• [Passage]:
--- START ---

As you may have noted in our /etc/ceph/ceph.conf file, we have decided as a rule of thumb for the number of osd servers that we have to got with a total of 512 PGs total in the cluster. The vast majority of traffic will be for our CephFS filesystem with a smaller amount going to RBD and virtual machines eventually. John Spray, one of the authoritative experts at Inktank on the MDS server estimates as a rule of thumb that the CephFS metadata and data pool sizes probably should be in a 1:4 ratio. So we will divide up the 512 number into 8 segments, giving one 64 PG allocation to the metadata pool, 384 PGs to the data pool and the remaining 64 will be left for the RBD pool when we get around to creating it.
root #
ceph osd pool create cephfs_data 384
pool 'cephfs_data' created
root #
ceph osd pool create cephfs_metadata 64
pool 'cephfs_metadata' created
root #
ceph -s
cluster: id: fb3226b4-c5ff-4bf3-92a8-b396980c4b71 health: HEALTH_WARN noout flag(s) set services: mon: 3 daemons, quorum mon.a,mon.b,mon.c mgr: a(active), standbys: b, c osd: 9 osds: 9 up, 9 in flags noout data: pools: 2 pools, 448 pgs objects: 0 objects, 0B usage: 9.07GiB used, 32.7TiB / 32.7TiB avail pgs: 448 active+clean
root #
ceph fs new cephfs cephfs_metadata cephfs_data
new fs with metadata pool 2 and data pool 1
root #
ceph fs ls
name: cephfs, metadata pool: cephfs_metadata, data pools: [cephfs_data ]
At this point, mds.a
has gone from standby to active and we are actually starting to see some io out on the cluster.

--- END ---

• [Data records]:

--- START ---

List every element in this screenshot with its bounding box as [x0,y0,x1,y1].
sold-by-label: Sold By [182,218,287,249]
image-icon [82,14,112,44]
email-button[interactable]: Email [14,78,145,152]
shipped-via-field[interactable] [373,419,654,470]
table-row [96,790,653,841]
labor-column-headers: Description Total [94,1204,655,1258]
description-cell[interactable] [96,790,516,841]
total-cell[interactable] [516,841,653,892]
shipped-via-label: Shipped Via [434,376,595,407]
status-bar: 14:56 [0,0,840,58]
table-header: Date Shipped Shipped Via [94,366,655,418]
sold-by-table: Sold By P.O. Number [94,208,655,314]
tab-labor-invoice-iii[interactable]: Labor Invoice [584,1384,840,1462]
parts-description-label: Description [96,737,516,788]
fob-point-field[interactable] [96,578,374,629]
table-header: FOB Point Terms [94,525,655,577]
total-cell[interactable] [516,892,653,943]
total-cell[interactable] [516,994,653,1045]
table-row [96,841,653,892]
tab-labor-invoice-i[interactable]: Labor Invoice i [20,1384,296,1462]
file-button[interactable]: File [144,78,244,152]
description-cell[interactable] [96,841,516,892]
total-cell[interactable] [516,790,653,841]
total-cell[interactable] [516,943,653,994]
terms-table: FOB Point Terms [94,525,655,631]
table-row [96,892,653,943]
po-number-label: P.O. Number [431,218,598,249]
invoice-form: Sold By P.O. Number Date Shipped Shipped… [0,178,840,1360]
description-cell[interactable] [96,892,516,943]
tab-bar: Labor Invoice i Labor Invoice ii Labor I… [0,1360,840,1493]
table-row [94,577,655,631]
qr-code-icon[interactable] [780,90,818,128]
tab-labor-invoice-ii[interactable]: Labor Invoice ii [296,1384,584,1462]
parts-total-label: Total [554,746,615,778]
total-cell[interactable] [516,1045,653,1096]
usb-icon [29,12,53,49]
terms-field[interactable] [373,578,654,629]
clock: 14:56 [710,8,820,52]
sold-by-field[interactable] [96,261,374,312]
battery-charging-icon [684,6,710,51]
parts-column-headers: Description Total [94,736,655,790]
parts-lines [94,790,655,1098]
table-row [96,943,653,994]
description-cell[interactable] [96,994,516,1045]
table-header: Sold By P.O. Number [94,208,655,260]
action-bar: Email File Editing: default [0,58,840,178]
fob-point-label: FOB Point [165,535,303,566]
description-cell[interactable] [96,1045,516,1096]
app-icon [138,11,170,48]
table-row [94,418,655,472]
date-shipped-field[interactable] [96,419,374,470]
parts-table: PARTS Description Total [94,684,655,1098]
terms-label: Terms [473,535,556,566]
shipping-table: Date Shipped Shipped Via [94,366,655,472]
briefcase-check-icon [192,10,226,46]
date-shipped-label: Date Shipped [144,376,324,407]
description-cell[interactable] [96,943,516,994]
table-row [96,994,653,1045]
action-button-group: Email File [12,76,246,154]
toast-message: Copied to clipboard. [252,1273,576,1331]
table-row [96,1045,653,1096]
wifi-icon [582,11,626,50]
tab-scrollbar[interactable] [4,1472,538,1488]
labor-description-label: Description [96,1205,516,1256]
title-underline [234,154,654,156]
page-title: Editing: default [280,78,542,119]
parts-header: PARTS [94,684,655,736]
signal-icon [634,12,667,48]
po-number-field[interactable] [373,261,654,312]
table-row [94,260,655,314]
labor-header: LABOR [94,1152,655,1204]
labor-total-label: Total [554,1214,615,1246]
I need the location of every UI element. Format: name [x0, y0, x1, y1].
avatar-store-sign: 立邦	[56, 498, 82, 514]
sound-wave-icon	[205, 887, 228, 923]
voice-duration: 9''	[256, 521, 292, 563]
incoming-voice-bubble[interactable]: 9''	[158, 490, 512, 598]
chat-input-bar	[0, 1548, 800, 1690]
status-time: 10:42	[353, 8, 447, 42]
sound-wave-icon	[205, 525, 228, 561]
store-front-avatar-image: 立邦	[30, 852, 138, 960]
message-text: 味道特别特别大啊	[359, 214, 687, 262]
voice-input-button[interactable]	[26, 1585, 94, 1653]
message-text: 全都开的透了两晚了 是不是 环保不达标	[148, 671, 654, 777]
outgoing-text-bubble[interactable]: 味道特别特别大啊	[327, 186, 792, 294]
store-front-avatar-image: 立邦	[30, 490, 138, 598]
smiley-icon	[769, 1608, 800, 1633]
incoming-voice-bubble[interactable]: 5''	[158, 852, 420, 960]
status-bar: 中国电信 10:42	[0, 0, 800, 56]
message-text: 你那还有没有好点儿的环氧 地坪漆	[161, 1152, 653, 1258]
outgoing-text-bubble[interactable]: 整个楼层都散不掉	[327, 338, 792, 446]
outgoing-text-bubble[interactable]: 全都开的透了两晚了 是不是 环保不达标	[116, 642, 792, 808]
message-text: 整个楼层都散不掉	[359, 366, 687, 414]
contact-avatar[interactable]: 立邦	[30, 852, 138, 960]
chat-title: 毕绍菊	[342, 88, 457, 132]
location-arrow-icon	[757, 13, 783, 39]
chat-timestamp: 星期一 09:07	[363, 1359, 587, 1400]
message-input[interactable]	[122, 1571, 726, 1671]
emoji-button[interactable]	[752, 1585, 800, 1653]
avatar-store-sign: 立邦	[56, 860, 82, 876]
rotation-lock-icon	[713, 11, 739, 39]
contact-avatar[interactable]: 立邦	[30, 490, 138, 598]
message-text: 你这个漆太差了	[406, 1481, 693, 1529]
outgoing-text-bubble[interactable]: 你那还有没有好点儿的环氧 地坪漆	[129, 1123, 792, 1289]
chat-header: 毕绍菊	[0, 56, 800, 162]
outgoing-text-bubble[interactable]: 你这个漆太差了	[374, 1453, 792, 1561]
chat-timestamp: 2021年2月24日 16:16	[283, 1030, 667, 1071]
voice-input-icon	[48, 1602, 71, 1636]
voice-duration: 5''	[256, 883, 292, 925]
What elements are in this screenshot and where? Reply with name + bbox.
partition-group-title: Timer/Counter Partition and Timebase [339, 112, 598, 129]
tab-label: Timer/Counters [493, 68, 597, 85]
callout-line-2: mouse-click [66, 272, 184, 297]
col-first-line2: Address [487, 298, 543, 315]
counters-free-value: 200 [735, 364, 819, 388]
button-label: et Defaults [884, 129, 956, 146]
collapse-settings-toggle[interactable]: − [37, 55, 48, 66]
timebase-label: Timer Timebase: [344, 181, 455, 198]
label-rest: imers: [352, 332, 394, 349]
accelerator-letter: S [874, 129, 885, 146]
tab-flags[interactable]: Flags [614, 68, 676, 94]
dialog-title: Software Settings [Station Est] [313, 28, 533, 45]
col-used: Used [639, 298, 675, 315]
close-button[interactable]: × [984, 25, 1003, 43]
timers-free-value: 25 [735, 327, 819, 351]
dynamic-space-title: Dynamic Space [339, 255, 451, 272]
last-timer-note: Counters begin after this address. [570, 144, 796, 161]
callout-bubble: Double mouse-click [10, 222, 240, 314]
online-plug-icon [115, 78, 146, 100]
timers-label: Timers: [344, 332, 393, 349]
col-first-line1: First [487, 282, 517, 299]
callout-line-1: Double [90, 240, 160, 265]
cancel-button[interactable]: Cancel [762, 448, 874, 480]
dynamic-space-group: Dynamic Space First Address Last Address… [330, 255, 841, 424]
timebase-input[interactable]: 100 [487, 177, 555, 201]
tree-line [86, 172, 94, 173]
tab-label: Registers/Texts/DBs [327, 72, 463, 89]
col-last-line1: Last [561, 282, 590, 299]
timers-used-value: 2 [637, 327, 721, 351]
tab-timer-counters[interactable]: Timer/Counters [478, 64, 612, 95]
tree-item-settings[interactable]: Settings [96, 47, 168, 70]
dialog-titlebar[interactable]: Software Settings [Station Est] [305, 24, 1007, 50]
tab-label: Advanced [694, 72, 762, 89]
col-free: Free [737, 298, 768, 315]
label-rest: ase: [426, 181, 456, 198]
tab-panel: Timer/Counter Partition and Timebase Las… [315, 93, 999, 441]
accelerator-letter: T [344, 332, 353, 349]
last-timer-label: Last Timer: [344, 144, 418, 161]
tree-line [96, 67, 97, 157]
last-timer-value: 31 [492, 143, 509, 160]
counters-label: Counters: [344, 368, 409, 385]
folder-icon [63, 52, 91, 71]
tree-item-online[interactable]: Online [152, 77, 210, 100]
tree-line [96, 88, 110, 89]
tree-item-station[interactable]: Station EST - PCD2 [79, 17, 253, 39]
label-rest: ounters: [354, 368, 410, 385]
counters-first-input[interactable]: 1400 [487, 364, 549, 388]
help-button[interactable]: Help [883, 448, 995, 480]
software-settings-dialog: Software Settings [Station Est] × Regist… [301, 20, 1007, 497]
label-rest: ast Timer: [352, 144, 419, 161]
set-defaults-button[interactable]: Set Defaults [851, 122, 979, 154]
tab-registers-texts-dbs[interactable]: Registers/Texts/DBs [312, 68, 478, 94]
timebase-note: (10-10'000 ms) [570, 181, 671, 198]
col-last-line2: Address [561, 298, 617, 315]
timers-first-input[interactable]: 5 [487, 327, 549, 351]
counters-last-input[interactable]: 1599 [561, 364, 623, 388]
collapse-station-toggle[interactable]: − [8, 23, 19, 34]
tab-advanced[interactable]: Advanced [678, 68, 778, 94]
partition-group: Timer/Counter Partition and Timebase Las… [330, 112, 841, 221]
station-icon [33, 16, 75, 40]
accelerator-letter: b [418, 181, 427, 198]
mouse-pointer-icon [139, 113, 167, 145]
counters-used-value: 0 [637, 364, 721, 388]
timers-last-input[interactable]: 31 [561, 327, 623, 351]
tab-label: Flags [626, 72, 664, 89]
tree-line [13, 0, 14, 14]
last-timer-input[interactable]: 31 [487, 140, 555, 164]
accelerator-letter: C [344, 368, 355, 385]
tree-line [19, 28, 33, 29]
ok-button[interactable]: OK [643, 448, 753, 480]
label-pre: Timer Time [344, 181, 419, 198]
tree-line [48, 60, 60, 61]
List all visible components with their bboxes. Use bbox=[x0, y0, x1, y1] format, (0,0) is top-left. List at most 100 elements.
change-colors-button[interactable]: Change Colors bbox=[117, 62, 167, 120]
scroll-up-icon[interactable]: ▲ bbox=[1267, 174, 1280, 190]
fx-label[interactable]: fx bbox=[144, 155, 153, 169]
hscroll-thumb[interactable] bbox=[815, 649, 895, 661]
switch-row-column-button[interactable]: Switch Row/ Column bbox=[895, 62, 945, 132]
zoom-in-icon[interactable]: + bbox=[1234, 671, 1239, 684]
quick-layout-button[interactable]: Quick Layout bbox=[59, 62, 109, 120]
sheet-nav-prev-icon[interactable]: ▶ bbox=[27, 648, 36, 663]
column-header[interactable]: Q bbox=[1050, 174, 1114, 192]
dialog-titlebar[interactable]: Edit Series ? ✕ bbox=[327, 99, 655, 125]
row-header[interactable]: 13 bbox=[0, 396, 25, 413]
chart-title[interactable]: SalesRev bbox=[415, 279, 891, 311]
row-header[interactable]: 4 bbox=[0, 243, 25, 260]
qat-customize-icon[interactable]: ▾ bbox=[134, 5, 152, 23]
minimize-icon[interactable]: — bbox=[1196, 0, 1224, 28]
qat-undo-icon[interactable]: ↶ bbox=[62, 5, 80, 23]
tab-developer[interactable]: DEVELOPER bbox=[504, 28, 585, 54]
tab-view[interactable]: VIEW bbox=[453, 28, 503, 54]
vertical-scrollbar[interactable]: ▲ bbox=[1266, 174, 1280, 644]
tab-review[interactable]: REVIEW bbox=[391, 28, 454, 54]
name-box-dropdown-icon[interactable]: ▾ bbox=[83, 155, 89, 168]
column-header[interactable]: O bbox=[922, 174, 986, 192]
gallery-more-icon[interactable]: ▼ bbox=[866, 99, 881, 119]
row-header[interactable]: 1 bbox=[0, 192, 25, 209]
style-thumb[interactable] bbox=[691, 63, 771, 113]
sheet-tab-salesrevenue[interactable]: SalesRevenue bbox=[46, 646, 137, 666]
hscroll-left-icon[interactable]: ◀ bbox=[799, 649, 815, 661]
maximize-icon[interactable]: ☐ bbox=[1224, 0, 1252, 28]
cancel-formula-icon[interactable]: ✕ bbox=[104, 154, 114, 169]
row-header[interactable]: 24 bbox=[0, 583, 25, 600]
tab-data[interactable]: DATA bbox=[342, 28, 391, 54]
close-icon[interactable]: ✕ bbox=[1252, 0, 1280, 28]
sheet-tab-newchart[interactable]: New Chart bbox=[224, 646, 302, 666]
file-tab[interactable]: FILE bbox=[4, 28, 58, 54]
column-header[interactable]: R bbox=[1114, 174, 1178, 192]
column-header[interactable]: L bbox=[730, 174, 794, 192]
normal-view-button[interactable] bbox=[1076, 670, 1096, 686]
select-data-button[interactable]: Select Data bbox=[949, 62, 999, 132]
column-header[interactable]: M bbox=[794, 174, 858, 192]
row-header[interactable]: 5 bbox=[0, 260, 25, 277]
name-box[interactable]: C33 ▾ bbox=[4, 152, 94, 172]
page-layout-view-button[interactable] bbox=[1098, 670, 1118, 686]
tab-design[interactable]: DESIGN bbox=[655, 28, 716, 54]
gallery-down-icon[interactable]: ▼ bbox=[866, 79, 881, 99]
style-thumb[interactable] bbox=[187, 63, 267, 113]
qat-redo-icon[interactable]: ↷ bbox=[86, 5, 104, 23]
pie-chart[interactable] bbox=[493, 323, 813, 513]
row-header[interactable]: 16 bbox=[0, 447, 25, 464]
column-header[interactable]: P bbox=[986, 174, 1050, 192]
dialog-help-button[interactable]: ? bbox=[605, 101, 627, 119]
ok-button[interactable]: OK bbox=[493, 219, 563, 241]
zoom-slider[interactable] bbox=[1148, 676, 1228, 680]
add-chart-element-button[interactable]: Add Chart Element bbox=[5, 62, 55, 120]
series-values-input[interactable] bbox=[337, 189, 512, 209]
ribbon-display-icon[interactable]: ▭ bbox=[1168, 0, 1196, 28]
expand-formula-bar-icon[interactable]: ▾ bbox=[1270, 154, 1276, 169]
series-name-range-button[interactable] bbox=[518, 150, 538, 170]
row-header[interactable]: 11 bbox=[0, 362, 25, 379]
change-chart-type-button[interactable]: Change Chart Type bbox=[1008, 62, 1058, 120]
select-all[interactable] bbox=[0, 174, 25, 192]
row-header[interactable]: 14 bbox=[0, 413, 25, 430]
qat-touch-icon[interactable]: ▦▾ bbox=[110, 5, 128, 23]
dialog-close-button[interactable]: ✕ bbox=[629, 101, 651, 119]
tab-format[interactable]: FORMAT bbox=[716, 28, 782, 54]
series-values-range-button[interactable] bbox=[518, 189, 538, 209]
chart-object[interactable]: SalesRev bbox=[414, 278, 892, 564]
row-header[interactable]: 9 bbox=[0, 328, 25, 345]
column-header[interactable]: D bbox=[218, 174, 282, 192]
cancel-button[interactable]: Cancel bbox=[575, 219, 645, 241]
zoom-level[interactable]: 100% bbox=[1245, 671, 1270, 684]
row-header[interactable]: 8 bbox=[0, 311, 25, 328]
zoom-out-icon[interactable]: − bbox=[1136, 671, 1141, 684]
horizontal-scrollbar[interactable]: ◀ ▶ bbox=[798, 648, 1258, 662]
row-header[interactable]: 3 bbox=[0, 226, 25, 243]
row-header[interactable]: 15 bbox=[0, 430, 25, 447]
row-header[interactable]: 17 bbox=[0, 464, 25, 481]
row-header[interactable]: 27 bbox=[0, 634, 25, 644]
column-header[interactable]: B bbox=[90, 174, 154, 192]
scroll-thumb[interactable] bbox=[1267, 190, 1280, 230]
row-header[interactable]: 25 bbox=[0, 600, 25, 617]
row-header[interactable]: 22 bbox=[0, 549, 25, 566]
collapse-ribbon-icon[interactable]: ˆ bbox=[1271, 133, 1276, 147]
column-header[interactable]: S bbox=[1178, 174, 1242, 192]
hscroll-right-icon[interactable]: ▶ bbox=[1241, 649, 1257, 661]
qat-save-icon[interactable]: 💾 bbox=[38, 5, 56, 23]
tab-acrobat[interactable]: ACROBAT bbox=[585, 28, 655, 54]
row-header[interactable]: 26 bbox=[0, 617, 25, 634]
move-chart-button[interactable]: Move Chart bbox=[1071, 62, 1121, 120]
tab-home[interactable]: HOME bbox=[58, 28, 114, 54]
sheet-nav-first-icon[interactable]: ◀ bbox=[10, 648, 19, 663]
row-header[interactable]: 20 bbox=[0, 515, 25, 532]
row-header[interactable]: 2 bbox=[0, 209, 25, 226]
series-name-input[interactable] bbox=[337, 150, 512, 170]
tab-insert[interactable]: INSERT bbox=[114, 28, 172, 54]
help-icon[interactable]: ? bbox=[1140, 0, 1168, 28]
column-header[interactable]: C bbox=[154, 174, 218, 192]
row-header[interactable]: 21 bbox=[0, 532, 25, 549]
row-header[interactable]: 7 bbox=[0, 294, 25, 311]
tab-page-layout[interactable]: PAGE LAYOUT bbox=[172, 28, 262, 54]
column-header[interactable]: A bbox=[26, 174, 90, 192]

--- END ---

• [Problems to solve]:
1: In the passage on creating the CephFS pools, how many placement groups are left for the RBD pool?
2: Continue the passage on creating the CephFS pools, picking up after its final sentence.

• [Expected outputs]:
1: 64

2:
root #
ceph mds stat
cephfs-1/1/1 up {0=a=up:active}
root #
ceph -s
cluster: id: fb3226b4-c5ff-4bf3-92a8-b396980c4b71 health: HEALTH_WARN noout flag(s) set services: mon: 3 daemons, quorum mon.a,mon.b,mon.c mgr: a(active), standbys: b, c mds: cephfs-1/1/1 up {0=a=up:active} osd: 9 osds: 9 up, 9 in flags noout data: pools: 2 pools, 448 pgs objects: 21 objects, 2.19KiB usage: 9.08GiB used, 32.7TiB / 32.7TiB avail pgs: 448 active+clean io: client: 635B/s wr, 0op/s rd, 4op/s wr
At this point you may want to open a new tab in your konsole
or other shell and start a ceph -w
command running. It will update whenever the MON quorum switches epochs from event activity. When you start it, it will also show recent events such as here when our mds.a
decided to go active.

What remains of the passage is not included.